__What this task involves__.
In the copy, include every entry exactly but none of the pictures.

**** Given information ****

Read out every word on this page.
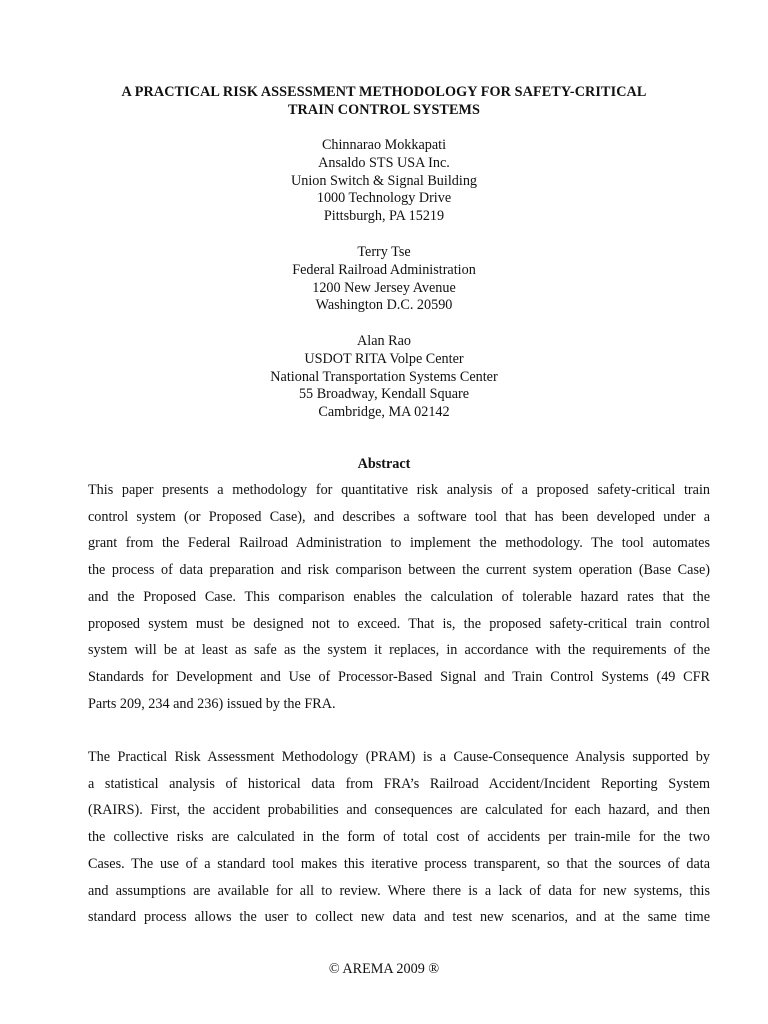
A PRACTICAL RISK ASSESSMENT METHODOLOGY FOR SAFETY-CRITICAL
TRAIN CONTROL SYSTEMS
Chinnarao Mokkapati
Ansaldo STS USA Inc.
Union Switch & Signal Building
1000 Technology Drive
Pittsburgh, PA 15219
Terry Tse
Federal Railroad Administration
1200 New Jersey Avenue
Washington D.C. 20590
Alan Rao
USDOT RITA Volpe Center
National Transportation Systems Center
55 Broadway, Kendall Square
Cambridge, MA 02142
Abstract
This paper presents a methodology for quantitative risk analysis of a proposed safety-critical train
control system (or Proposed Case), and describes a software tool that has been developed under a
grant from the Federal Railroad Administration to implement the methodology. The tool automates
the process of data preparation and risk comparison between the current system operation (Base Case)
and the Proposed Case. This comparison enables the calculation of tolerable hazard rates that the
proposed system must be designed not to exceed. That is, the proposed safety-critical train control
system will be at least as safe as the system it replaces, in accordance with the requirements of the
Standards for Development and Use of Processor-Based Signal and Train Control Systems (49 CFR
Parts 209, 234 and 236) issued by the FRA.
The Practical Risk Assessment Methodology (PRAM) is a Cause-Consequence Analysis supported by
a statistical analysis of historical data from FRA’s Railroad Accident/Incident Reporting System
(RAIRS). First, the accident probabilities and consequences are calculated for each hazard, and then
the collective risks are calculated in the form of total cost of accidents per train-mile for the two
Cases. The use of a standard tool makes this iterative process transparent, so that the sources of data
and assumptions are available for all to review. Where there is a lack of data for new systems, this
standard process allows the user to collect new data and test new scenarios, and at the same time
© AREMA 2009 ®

****

__Answer to this exercise__.
Read out every word on this page.
A PRACTICAL RISK ASSESSMENT METHODOLOGY FOR SAFETY-CRITICAL
TRAIN CONTROL SYSTEMS
Chinnarao Mokkapati
Ansaldo STS USA Inc.
Union Switch & Signal Building
1000 Technology Drive
Pittsburgh, PA 15219
Terry Tse
Federal Railroad Administration
1200 New Jersey Avenue
Washington D.C. 20590
Alan Rao
USDOT RITA Volpe Center
National Transportation Systems Center
55 Broadway, Kendall Square
Cambridge, MA 02142
Abstract
This paper presents a methodology for quantitative risk analysis of a proposed safety-critical train
control system (or Proposed Case), and describes a software tool that has been developed under a
grant from the Federal Railroad Administration to implement the methodology. The tool automates
the process of data preparation and risk comparison between the current system operation (Base Case)
and the Proposed Case. This comparison enables the calculation of tolerable hazard rates that the
proposed system must be designed not to exceed. That is, the proposed safety-critical train control
system will be at least as safe as the system it replaces, in accordance with the requirements of the
Standards for Development and Use of Processor-Based Signal and Train Control Systems (49 CFR
Parts 209, 234 and 236) issued by the FRA.
The Practical Risk Assessment Methodology (PRAM) is a Cause-Consequence Analysis supported by
a statistical analysis of historical data from FRA’s Railroad Accident/Incident Reporting System
(RAIRS). First, the accident probabilities and consequences are calculated for each hazard, and then
the collective risks are calculated in the form of total cost of accidents per train-mile for the two
Cases. The use of a standard tool makes this iterative process transparent, so that the sources of data
and assumptions are available for all to review. Where there is a lack of data for new systems, this
standard process allows the user to collect new data and test new scenarios, and at the same time
© AREMA 2009 ®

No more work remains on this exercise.